◆ **Recorded data**:

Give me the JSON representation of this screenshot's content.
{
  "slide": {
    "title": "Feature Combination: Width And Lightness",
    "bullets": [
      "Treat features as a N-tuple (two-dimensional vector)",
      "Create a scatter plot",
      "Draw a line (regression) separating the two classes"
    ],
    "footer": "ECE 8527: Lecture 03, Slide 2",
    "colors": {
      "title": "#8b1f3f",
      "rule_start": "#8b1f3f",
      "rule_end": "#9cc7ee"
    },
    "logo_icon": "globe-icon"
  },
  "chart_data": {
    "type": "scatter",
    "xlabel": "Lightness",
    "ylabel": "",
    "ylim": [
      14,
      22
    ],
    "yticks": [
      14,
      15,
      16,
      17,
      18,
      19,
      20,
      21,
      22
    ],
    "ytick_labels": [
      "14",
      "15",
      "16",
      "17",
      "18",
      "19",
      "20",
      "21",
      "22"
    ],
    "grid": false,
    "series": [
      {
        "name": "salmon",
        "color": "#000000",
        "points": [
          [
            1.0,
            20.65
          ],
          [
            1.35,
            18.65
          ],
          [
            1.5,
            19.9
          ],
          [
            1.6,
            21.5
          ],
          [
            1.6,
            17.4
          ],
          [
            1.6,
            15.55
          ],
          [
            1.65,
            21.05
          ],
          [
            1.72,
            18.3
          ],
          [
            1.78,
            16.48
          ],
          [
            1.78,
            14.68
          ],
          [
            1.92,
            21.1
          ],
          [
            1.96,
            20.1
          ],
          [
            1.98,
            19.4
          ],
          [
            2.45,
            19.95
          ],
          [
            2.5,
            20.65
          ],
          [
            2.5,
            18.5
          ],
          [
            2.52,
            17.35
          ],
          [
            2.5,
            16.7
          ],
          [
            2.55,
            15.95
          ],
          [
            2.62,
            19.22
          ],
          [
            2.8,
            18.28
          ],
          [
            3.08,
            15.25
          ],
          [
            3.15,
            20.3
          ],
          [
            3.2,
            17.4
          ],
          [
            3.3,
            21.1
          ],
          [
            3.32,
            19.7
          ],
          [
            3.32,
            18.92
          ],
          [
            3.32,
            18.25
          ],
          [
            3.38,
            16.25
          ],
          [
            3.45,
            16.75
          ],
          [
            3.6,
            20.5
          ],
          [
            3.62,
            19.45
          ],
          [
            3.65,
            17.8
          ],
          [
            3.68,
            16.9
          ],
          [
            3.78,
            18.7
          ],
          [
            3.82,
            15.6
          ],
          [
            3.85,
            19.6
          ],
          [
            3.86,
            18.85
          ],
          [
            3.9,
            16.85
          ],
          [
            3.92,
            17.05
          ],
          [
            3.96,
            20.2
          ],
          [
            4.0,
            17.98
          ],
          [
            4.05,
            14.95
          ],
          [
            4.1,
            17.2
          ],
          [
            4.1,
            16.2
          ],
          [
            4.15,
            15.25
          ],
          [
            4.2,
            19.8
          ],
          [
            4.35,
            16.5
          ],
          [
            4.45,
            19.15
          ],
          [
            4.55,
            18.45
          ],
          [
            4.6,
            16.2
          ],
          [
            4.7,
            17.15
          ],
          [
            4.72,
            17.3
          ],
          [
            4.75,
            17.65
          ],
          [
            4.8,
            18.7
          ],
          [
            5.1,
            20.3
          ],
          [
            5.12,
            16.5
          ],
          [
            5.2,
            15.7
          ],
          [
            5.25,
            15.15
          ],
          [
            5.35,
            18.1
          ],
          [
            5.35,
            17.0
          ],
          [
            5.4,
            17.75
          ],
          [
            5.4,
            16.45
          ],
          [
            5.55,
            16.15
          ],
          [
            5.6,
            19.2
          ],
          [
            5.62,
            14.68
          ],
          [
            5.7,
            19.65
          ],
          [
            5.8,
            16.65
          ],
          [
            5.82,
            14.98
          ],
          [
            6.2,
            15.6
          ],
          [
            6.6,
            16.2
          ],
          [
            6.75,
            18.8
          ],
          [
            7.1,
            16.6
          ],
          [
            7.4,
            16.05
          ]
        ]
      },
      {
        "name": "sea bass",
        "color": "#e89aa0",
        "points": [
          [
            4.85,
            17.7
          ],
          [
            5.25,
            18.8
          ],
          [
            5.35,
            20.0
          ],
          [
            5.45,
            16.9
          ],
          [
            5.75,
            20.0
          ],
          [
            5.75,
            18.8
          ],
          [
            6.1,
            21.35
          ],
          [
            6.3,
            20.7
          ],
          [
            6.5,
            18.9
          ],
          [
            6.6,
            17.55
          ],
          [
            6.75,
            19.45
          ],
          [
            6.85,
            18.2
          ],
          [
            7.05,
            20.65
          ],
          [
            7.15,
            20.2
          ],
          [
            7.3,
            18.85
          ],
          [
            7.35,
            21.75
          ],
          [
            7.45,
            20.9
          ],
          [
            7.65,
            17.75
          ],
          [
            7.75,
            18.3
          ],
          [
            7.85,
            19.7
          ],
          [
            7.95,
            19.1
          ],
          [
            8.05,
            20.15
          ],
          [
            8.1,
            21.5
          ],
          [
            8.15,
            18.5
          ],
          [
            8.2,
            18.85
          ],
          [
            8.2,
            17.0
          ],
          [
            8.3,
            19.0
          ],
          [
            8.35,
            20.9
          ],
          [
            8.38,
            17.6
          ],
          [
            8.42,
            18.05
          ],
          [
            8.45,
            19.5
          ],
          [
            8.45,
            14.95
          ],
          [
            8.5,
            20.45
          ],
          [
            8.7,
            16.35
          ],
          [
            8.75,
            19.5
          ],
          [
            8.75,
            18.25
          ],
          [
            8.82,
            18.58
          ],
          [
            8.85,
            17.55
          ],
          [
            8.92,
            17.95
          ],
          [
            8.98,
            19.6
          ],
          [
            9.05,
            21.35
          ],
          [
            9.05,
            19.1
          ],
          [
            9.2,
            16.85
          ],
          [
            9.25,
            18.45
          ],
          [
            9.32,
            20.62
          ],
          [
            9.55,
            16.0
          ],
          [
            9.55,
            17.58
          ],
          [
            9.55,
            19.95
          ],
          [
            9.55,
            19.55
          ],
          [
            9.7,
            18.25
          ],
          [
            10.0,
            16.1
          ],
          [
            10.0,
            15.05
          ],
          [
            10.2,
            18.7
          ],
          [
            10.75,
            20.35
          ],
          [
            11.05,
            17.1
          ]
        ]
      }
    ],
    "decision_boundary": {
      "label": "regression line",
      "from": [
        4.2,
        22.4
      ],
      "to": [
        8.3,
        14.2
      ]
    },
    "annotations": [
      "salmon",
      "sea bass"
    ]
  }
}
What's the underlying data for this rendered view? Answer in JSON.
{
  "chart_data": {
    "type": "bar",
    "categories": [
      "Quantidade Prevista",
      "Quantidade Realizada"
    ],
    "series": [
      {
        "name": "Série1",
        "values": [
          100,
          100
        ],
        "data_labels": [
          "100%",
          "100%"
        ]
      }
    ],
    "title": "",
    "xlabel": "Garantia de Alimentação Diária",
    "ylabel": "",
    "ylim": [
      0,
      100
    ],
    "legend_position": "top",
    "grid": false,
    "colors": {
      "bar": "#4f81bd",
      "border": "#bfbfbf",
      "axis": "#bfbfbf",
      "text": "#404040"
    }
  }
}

◆ **Directions for this task**: Provide an exact reproduction of all the entries shown above.

◆ **Result of this task**:
Give me the JSON representation of this screenshot's content.
{
  "slide": {
    "title": "Feature Combination: Width And Lightness",
    "bullets": [
      "Treat features as a N-tuple (two-dimensional vector)",
      "Create a scatter plot",
      "Draw a line (regression) separating the two classes"
    ],
    "footer": "ECE 8527: Lecture 03, Slide 2",
    "colors": {
      "title": "#8b1f3f",
      "rule_start": "#8b1f3f",
      "rule_end": "#9cc7ee"
    },
    "logo_icon": "globe-icon"
  },
  "chart_data": {
    "type": "scatter",
    "xlabel": "Lightness",
    "ylabel": "",
    "ylim": [
      14,
      22
    ],
    "yticks": [
      14,
      15,
      16,
      17,
      18,
      19,
      20,
      21,
      22
    ],
    "ytick_labels": [
      "14",
      "15",
      "16",
      "17",
      "18",
      "19",
      "20",
      "21",
      "22"
    ],
    "grid": false,
    "series": [
      {
        "name": "salmon",
        "color": "#000000",
        "points": [
          [
            1.0,
            20.65
          ],
          [
            1.35,
            18.65
          ],
          [
            1.5,
            19.9
          ],
          [
            1.6,
            21.5
          ],
          [
            1.6,
            17.4
          ],
          [
            1.6,
            15.55
          ],
          [
            1.65,
            21.05
          ],
          [
            1.72,
            18.3
          ],
          [
            1.78,
            16.48
          ],
          [
            1.78,
            14.68
          ],
          [
            1.92,
            21.1
          ],
          [
            1.96,
            20.1
          ],
          [
            1.98,
            19.4
          ],
          [
            2.45,
            19.95
          ],
          [
            2.5,
            20.65
          ],
          [
            2.5,
            18.5
          ],
          [
            2.52,
            17.35
          ],
          [
            2.5,
            16.7
          ],
          [
            2.55,
            15.95
          ],
          [
            2.62,
            19.22
          ],
          [
            2.8,
            18.28
          ],
          [
            3.08,
            15.25
          ],
          [
            3.15,
            20.3
          ],
          [
            3.2,
            17.4
          ],
          [
            3.3,
            21.1
          ],
          [
            3.32,
            19.7
          ],
          [
            3.32,
            18.92
          ],
          [
            3.32,
            18.25
          ],
          [
            3.38,
            16.25
          ],
          [
            3.45,
            16.75
          ],
          [
            3.6,
            20.5
          ],
          [
            3.62,
            19.45
          ],
          [
            3.65,
            17.8
          ],
          [
            3.68,
            16.9
          ],
          [
            3.78,
            18.7
          ],
          [
            3.82,
            15.6
          ],
          [
            3.85,
            19.6
          ],
          [
            3.86,
            18.85
          ],
          [
            3.9,
            16.85
          ],
          [
            3.92,
            17.05
          ],
          [
            3.96,
            20.2
          ],
          [
            4.0,
            17.98
          ],
          [
            4.05,
            14.95
          ],
          [
            4.1,
            17.2
          ],
          [
            4.1,
            16.2
          ],
          [
            4.15,
            15.25
          ],
          [
            4.2,
            19.8
          ],
          [
            4.35,
            16.5
          ],
          [
            4.45,
            19.15
          ],
          [
            4.55,
            18.45
          ],
          [
            4.6,
            16.2
          ],
          [
            4.7,
            17.15
          ],
          [
            4.72,
            17.3
          ],
          [
            4.75,
            17.65
          ],
          [
            4.8,
            18.7
          ],
          [
            5.1,
            20.3
          ],
          [
            5.12,
            16.5
          ],
          [
            5.2,
            15.7
          ],
          [
            5.25,
            15.15
          ],
          [
            5.35,
            18.1
          ],
          [
            5.35,
            17.0
          ],
          [
            5.4,
            17.75
          ],
          [
            5.4,
            16.45
          ],
          [
            5.55,
            16.15
          ],
          [
            5.6,
            19.2
          ],
          [
            5.62,
            14.68
          ],
          [
            5.7,
            19.65
          ],
          [
            5.8,
            16.65
          ],
          [
            5.82,
            14.98
          ],
          [
            6.2,
            15.6
          ],
          [
            6.6,
            16.2
          ],
          [
            6.75,
            18.8
          ],
          [
            7.1,
            16.6
          ],
          [
            7.4,
            16.05
          ]
        ]
      },
      {
        "name": "sea bass",
        "color": "#e89aa0",
        "points": [
          [
            4.85,
            17.7
          ],
          [
            5.25,
            18.8
          ],
          [
            5.35,
            20.0
          ],
          [
            5.45,
            16.9
          ],
          [
            5.75,
            20.0
          ],
          [
            5.75,
            18.8
          ],
          [
            6.1,
            21.35
          ],
          [
            6.3,
            20.7
          ],
          [
            6.5,
            18.9
          ],
          [
            6.6,
            17.55
          ],
          [
            6.75,
            19.45
          ],
          [
            6.85,
            18.2
          ],
          [
            7.05,
            20.65
          ],
          [
            7.15,
            20.2
          ],
          [
            7.3,
            18.85
          ],
          [
            7.35,
            21.75
          ],
          [
            7.45,
            20.9
          ],
          [
            7.65,
            17.75
          ],
          [
            7.75,
            18.3
          ],
          [
            7.85,
            19.7
          ],
          [
            7.95,
            19.1
          ],
          [
            8.05,
            20.15
          ],
          [
            8.1,
            21.5
          ],
          [
            8.15,
            18.5
          ],
          [
            8.2,
            18.85
          ],
          [
            8.2,
            17.0
          ],
          [
            8.3,
            19.0
          ],
          [
            8.35,
            20.9
          ],
          [
            8.38,
            17.6
          ],
          [
            8.42,
            18.05
          ],
          [
            8.45,
            19.5
          ],
          [
            8.45,
            14.95
          ],
          [
            8.5,
            20.45
          ],
          [
            8.7,
            16.35
          ],
          [
            8.75,
            19.5
          ],
          [
            8.75,
            18.25
          ],
          [
            8.82,
            18.58
          ],
          [
            8.85,
            17.55
          ],
          [
            8.92,
            17.95
          ],
          [
            8.98,
            19.6
          ],
          [
            9.05,
            21.35
          ],
          [
            9.05,
            19.1
          ],
          [
            9.2,
            16.85
          ],
          [
            9.25,
            18.45
          ],
          [
            9.32,
            20.62
          ],
          [
            9.55,
            16.0
          ],
          [
            9.55,
            17.58
          ],
          [
            9.55,
            19.95
          ],
          [
            9.55,
            19.55
          ],
          [
            9.7,
            18.25
          ],
          [
            10.0,
            16.1
          ],
          [
            10.0,
            15.05
          ],
          [
            10.2,
            18.7
          ],
          [
            10.75,
            20.35
          ],
          [
            11.05,
            17.1
          ]
        ]
      }
    ],
    "decision_boundary": {
      "label": "regression line",
      "from": [
        4.2,
        22.4
      ],
      "to": [
        8.3,
        14.2
      ]
    },
    "annotations": [
      "salmon",
      "sea bass"
    ]
  }
}
What's the underlying data for this rendered view? Answer in JSON.
{
  "chart_data": {
    "type": "bar",
    "categories": [
      "Quantidade Prevista",
      "Quantidade Realizada"
    ],
    "series": [
      {
        "name": "Série1",
        "values": [
          100,
          100
        ],
        "data_labels": [
          "100%",
          "100%"
        ]
      }
    ],
    "title": "",
    "xlabel": "Garantia de Alimentação Diária",
    "ylabel": "",
    "ylim": [
      0,
      100
    ],
    "legend_position": "top",
    "grid": false,
    "colors": {
      "bar": "#4f81bd",
      "border": "#bfbfbf",
      "axis": "#bfbfbf",
      "text": "#404040"
    }
  }
}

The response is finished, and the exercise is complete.